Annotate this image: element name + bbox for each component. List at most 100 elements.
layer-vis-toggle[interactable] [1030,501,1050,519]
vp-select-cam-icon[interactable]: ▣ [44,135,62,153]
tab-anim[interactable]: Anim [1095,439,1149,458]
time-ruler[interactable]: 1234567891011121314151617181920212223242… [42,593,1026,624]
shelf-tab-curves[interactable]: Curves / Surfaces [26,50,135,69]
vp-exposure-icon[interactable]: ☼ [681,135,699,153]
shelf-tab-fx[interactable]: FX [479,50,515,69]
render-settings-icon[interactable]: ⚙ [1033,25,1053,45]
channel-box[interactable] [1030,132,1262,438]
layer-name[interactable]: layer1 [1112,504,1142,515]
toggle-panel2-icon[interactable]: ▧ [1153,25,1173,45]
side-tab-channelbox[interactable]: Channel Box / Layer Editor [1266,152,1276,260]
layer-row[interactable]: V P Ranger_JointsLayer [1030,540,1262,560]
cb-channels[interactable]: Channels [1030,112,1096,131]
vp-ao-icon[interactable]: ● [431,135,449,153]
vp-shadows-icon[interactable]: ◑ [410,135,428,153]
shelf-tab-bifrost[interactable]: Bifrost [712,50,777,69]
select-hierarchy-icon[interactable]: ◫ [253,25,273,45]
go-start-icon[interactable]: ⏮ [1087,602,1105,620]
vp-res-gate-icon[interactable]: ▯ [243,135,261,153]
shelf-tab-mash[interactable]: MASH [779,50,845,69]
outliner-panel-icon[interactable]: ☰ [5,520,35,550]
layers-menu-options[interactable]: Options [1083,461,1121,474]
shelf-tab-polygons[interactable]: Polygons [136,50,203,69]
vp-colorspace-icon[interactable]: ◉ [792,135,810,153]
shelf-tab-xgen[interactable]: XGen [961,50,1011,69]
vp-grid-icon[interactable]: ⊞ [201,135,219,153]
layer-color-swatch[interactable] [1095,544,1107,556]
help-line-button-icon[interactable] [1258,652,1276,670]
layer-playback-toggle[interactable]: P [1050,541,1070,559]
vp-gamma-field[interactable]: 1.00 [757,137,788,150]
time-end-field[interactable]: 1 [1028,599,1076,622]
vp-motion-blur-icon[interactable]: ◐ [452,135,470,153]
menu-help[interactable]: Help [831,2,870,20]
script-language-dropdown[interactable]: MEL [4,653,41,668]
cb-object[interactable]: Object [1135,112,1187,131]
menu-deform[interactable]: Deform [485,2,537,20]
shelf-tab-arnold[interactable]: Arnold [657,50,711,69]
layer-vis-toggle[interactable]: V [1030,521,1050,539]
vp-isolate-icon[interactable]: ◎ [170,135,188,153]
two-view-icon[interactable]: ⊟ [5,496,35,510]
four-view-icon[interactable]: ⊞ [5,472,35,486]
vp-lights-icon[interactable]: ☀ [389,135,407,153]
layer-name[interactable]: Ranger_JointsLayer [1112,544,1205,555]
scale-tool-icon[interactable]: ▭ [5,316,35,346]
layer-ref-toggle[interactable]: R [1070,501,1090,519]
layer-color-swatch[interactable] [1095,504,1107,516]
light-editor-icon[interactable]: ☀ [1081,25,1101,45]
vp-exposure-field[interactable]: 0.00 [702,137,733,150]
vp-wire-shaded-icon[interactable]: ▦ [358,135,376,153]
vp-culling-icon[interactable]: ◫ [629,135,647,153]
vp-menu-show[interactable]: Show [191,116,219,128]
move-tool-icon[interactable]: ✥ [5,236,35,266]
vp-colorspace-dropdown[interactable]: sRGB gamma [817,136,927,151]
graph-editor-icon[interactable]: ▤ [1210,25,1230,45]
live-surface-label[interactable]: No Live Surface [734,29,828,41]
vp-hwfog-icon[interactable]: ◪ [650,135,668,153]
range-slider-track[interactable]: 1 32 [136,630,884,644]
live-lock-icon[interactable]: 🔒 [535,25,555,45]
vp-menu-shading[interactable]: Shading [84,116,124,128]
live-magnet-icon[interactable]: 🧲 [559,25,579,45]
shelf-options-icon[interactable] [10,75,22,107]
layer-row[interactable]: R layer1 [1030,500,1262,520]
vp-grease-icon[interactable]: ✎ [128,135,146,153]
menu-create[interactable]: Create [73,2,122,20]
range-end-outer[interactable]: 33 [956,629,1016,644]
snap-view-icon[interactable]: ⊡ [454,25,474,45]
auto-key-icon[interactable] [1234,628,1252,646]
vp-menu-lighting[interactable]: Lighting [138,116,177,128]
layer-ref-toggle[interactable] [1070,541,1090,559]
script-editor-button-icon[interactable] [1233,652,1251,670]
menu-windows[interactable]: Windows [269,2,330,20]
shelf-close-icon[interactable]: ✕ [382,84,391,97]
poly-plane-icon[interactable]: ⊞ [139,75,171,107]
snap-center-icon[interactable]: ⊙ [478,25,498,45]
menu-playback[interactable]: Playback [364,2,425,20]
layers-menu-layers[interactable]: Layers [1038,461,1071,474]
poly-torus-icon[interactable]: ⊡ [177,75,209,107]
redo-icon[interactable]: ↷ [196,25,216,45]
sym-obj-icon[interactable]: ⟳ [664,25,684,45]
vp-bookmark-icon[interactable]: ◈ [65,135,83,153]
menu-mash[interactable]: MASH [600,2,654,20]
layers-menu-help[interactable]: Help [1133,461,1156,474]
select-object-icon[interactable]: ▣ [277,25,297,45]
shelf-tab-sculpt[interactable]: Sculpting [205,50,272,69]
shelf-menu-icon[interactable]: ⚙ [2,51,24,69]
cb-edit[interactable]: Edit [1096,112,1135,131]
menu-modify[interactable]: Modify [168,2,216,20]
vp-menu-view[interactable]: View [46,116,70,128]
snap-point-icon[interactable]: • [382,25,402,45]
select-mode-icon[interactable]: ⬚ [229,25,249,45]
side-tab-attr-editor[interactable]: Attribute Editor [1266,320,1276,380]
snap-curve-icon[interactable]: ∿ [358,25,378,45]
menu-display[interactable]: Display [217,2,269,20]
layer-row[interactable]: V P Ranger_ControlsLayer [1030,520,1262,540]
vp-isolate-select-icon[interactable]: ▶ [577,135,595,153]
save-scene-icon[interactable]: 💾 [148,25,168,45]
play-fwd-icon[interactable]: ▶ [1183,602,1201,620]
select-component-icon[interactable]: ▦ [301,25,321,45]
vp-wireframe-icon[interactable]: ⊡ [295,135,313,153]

[DIRECTION]
Copy out every line of the records above verbatim.

[EXPECTED ANSWER]
Annotate this image: element name + bbox for each component. List at most 100 elements.
layer-vis-toggle[interactable] [1030,501,1050,519]
vp-select-cam-icon[interactable]: ▣ [44,135,62,153]
tab-anim[interactable]: Anim [1095,439,1149,458]
time-ruler[interactable]: 1234567891011121314151617181920212223242… [42,593,1026,624]
shelf-tab-curves[interactable]: Curves / Surfaces [26,50,135,69]
vp-exposure-icon[interactable]: ☼ [681,135,699,153]
shelf-tab-fx[interactable]: FX [479,50,515,69]
render-settings-icon[interactable]: ⚙ [1033,25,1053,45]
channel-box[interactable] [1030,132,1262,438]
layer-name[interactable]: layer1 [1112,504,1142,515]
toggle-panel2-icon[interactable]: ▧ [1153,25,1173,45]
side-tab-channelbox[interactable]: Channel Box / Layer Editor [1266,152,1276,260]
layer-row[interactable]: V P Ranger_JointsLayer [1030,540,1262,560]
cb-channels[interactable]: Channels [1030,112,1096,131]
vp-ao-icon[interactable]: ● [431,135,449,153]
vp-shadows-icon[interactable]: ◑ [410,135,428,153]
shelf-tab-bifrost[interactable]: Bifrost [712,50,777,69]
select-hierarchy-icon[interactable]: ◫ [253,25,273,45]
go-start-icon[interactable]: ⏮ [1087,602,1105,620]
vp-res-gate-icon[interactable]: ▯ [243,135,261,153]
shelf-tab-mash[interactable]: MASH [779,50,845,69]
outliner-panel-icon[interactable]: ☰ [5,520,35,550]
layers-menu-options[interactable]: Options [1083,461,1121,474]
shelf-tab-polygons[interactable]: Polygons [136,50,203,69]
vp-colorspace-icon[interactable]: ◉ [792,135,810,153]
shelf-tab-xgen[interactable]: XGen [961,50,1011,69]
vp-grid-icon[interactable]: ⊞ [201,135,219,153]
layer-color-swatch[interactable] [1095,544,1107,556]
help-line-button-icon[interactable] [1258,652,1276,670]
layer-playback-toggle[interactable]: P [1050,541,1070,559]
vp-gamma-field[interactable]: 1.00 [757,137,788,150]
time-end-field[interactable]: 1 [1028,599,1076,622]
vp-motion-blur-icon[interactable]: ◐ [452,135,470,153]
menu-help[interactable]: Help [831,2,870,20]
script-language-dropdown[interactable]: MEL [4,653,41,668]
cb-object[interactable]: Object [1135,112,1187,131]
menu-deform[interactable]: Deform [485,2,537,20]
shelf-tab-arnold[interactable]: Arnold [657,50,711,69]
layer-vis-toggle[interactable]: V [1030,521,1050,539]
vp-isolate-icon[interactable]: ◎ [170,135,188,153]
two-view-icon[interactable]: ⊟ [5,496,35,510]
four-view-icon[interactable]: ⊞ [5,472,35,486]
vp-lights-icon[interactable]: ☀ [389,135,407,153]
layer-name[interactable]: Ranger_JointsLayer [1112,544,1205,555]
scale-tool-icon[interactable]: ▭ [5,316,35,346]
layer-ref-toggle[interactable]: R [1070,501,1090,519]
layer-color-swatch[interactable] [1095,504,1107,516]
light-editor-icon[interactable]: ☀ [1081,25,1101,45]
vp-exposure-field[interactable]: 0.00 [702,137,733,150]
vp-wire-shaded-icon[interactable]: ▦ [358,135,376,153]
vp-culling-icon[interactable]: ◫ [629,135,647,153]
vp-menu-show[interactable]: Show [191,116,219,128]
move-tool-icon[interactable]: ✥ [5,236,35,266]
vp-colorspace-dropdown[interactable]: sRGB gamma [817,136,927,151]
graph-editor-icon[interactable]: ▤ [1210,25,1230,45]
live-surface-label[interactable]: No Live Surface [734,29,828,41]
vp-hwfog-icon[interactable]: ◪ [650,135,668,153]
range-slider-track[interactable]: 1 32 [136,630,884,644]
live-lock-icon[interactable]: 🔒 [535,25,555,45]
vp-menu-shading[interactable]: Shading [84,116,124,128]
live-magnet-icon[interactable]: 🧲 [559,25,579,45]
shelf-options-icon[interactable] [10,75,22,107]
layer-row[interactable]: R layer1 [1030,500,1262,520]
vp-grease-icon[interactable]: ✎ [128,135,146,153]
menu-create[interactable]: Create [73,2,122,20]
range-end-outer[interactable]: 33 [956,629,1016,644]
snap-view-icon[interactable]: ⊡ [454,25,474,45]
auto-key-icon[interactable] [1234,628,1252,646]
vp-menu-lighting[interactable]: Lighting [138,116,177,128]
layer-ref-toggle[interactable] [1070,541,1090,559]
script-editor-button-icon[interactable] [1233,652,1251,670]
menu-windows[interactable]: Windows [269,2,330,20]
shelf-close-icon[interactable]: ✕ [382,84,391,97]
poly-plane-icon[interactable]: ⊞ [139,75,171,107]
snap-center-icon[interactable]: ⊙ [478,25,498,45]
menu-playback[interactable]: Playback [364,2,425,20]
layers-menu-layers[interactable]: Layers [1038,461,1071,474]
poly-torus-icon[interactable]: ⊡ [177,75,209,107]
redo-icon[interactable]: ↷ [196,25,216,45]
sym-obj-icon[interactable]: ⟳ [664,25,684,45]
vp-bookmark-icon[interactable]: ◈ [65,135,83,153]
menu-mash[interactable]: MASH [600,2,654,20]
layers-menu-help[interactable]: Help [1133,461,1156,474]
select-object-icon[interactable]: ▣ [277,25,297,45]
shelf-tab-sculpt[interactable]: Sculpting [205,50,272,69]
shelf-menu-icon[interactable]: ⚙ [2,51,24,69]
cb-edit[interactable]: Edit [1096,112,1135,131]
menu-modify[interactable]: Modify [168,2,216,20]
vp-menu-view[interactable]: View [46,116,70,128]
snap-point-icon[interactable]: • [382,25,402,45]
select-mode-icon[interactable]: ⬚ [229,25,249,45]
side-tab-attr-editor[interactable]: Attribute Editor [1266,320,1276,380]
snap-curve-icon[interactable]: ∿ [358,25,378,45]
menu-display[interactable]: Display [217,2,269,20]
layer-row[interactable]: V P Ranger_ControlsLayer [1030,520,1262,540]
vp-isolate-select-icon[interactable]: ▶ [577,135,595,153]
save-scene-icon[interactable]: 💾 [148,25,168,45]
play-fwd-icon[interactable]: ▶ [1183,602,1201,620]
select-component-icon[interactable]: ▦ [301,25,321,45]
vp-wireframe-icon[interactable]: ⊡ [295,135,313,153]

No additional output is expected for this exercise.